Exercise inputs:

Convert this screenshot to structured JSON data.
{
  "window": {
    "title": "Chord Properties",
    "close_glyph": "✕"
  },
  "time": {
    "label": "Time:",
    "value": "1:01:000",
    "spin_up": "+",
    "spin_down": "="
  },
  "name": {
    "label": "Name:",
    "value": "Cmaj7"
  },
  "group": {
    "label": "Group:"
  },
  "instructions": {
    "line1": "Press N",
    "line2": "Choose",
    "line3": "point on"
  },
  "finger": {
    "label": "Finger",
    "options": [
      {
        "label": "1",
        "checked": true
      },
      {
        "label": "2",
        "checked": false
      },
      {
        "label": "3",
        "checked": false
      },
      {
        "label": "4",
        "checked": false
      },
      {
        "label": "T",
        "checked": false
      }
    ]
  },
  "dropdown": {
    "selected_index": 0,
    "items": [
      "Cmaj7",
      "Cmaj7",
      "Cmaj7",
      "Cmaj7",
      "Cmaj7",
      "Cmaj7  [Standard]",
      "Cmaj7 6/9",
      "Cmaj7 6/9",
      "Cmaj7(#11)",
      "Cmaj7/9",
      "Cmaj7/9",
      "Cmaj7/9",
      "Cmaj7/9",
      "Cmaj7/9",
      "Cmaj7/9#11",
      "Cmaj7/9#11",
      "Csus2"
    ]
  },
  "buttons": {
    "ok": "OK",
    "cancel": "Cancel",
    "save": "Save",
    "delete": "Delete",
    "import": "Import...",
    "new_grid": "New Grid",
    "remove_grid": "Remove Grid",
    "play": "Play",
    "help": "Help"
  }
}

---

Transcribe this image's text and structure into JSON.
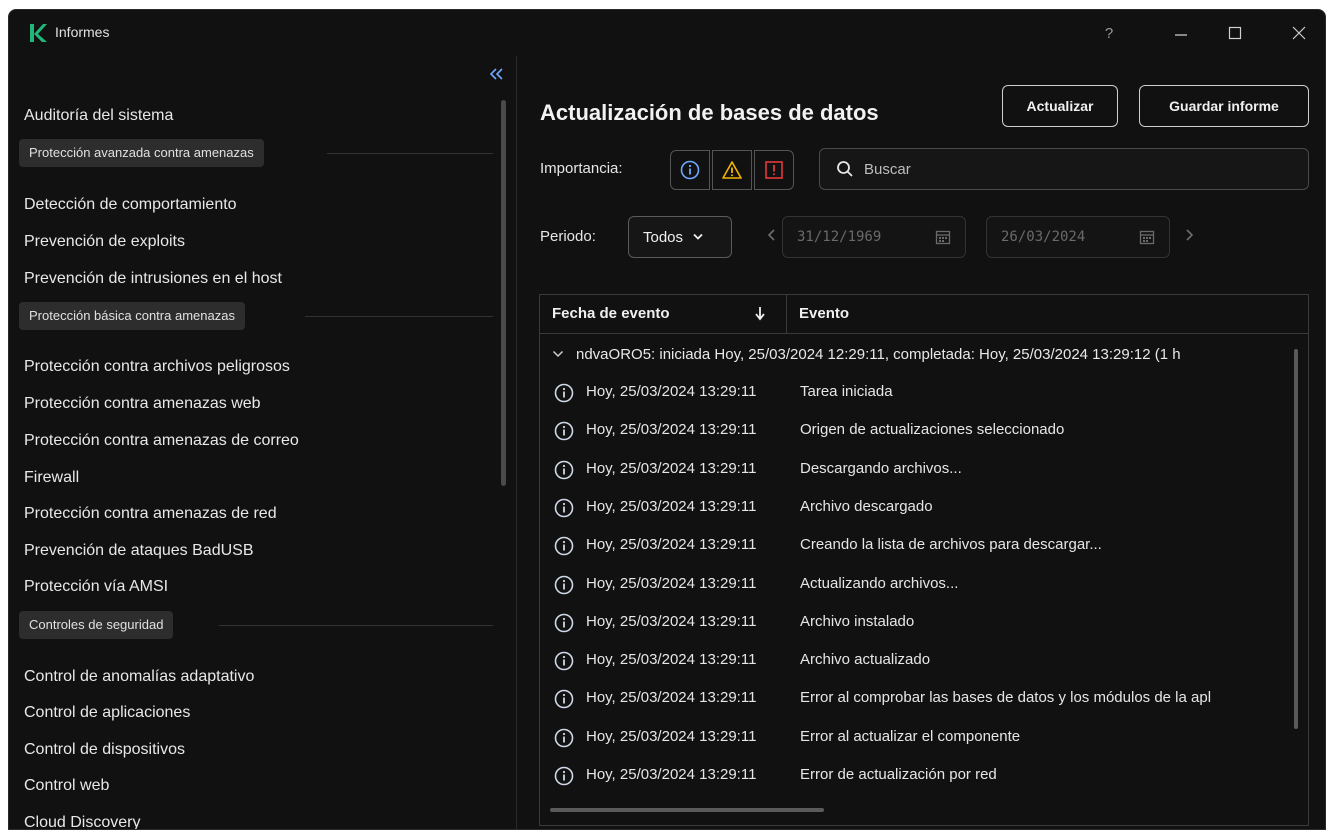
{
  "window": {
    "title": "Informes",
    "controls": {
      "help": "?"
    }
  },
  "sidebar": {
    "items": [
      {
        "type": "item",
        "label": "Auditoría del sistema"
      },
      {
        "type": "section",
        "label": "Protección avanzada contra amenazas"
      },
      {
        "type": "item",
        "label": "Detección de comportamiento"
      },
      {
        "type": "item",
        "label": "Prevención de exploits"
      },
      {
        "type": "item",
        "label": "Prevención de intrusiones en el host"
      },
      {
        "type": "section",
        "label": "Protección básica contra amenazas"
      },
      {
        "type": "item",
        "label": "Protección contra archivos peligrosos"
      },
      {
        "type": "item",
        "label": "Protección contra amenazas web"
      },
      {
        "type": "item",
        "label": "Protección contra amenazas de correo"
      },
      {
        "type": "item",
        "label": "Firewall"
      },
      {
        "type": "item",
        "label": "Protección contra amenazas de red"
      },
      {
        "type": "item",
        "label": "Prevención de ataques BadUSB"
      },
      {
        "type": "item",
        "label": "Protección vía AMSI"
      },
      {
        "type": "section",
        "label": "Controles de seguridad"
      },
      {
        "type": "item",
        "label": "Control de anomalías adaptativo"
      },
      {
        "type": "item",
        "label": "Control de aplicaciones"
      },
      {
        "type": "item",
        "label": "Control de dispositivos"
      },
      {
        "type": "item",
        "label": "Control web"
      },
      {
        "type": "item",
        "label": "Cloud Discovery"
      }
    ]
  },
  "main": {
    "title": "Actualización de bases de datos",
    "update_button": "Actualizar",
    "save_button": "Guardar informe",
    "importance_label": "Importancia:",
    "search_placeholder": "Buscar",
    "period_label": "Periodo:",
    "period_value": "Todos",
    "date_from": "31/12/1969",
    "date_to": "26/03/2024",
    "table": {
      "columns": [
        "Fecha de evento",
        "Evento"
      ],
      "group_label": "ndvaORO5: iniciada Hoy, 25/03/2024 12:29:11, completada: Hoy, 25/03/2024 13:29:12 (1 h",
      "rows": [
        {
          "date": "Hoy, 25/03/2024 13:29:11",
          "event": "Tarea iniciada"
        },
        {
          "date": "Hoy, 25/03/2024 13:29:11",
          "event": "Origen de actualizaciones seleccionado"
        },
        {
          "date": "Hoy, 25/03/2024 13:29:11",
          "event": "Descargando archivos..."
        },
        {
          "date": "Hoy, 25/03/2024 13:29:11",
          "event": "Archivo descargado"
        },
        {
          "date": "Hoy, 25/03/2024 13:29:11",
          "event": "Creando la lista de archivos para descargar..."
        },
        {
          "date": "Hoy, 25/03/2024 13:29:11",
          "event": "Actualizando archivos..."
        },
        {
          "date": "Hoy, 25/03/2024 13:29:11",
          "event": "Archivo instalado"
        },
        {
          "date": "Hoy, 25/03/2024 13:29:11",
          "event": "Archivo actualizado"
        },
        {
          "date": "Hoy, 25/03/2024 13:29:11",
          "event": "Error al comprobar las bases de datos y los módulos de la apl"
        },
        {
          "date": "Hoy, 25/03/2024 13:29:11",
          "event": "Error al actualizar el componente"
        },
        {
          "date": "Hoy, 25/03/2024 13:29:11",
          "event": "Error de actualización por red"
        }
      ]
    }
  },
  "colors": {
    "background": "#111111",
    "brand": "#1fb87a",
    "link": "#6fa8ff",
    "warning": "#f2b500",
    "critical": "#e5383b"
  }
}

Your instructions:
Go through the records and copy each line with "amenazas" in it.

Exercise output:
        "label": "Protección avanzada contra amenazas"
        "label": "Protección básica contra amenazas"
        "label": "Protección contra amenazas web"
        "label": "Protección contra amenazas de correo"
        "label": "Protección contra amenazas de red"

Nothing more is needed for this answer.